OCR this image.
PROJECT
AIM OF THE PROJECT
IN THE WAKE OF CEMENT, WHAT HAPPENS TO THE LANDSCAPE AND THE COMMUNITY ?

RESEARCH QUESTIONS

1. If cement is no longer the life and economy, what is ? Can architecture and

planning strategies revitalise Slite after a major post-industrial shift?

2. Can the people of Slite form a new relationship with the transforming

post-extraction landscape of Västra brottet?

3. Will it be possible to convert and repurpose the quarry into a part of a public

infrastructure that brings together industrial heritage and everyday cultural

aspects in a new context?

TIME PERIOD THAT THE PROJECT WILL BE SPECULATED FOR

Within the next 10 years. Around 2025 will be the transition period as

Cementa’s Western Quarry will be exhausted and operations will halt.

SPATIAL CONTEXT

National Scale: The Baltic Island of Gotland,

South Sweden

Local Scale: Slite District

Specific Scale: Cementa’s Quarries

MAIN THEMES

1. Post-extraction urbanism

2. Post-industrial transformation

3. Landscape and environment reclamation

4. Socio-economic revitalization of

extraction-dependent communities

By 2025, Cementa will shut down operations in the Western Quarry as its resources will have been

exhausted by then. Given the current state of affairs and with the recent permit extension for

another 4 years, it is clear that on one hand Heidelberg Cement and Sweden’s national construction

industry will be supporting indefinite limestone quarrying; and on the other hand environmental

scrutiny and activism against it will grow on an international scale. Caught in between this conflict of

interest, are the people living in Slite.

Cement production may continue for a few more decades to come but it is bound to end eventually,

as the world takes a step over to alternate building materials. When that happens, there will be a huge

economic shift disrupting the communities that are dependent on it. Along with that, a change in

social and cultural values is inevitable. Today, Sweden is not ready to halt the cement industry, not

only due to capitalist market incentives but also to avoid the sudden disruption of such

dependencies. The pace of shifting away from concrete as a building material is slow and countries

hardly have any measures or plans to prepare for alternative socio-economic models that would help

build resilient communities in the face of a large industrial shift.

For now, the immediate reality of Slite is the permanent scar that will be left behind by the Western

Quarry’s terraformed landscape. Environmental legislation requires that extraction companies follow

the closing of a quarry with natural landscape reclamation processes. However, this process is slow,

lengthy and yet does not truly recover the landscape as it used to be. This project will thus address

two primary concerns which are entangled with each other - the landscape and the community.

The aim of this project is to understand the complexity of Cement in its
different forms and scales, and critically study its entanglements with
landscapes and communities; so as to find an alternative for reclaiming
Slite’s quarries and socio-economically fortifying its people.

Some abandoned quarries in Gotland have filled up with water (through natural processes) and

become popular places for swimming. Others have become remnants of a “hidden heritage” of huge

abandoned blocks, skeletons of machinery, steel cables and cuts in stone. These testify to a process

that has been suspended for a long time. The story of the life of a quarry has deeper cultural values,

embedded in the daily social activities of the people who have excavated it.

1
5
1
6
============================================================
Search the entries for the word "Slite", then list each line that holds it.

planning strategies revitalise Slite after a major post-industrial shift?
2. Can the people of Slite form a new relationship with the transforming
Local Scale: Slite District
interest, are the people living in Slite.
For now, the immediate reality of Slite is the permanent scar that will be left behind by the Western
Slite’s quarries and socio-economically fortifying its people.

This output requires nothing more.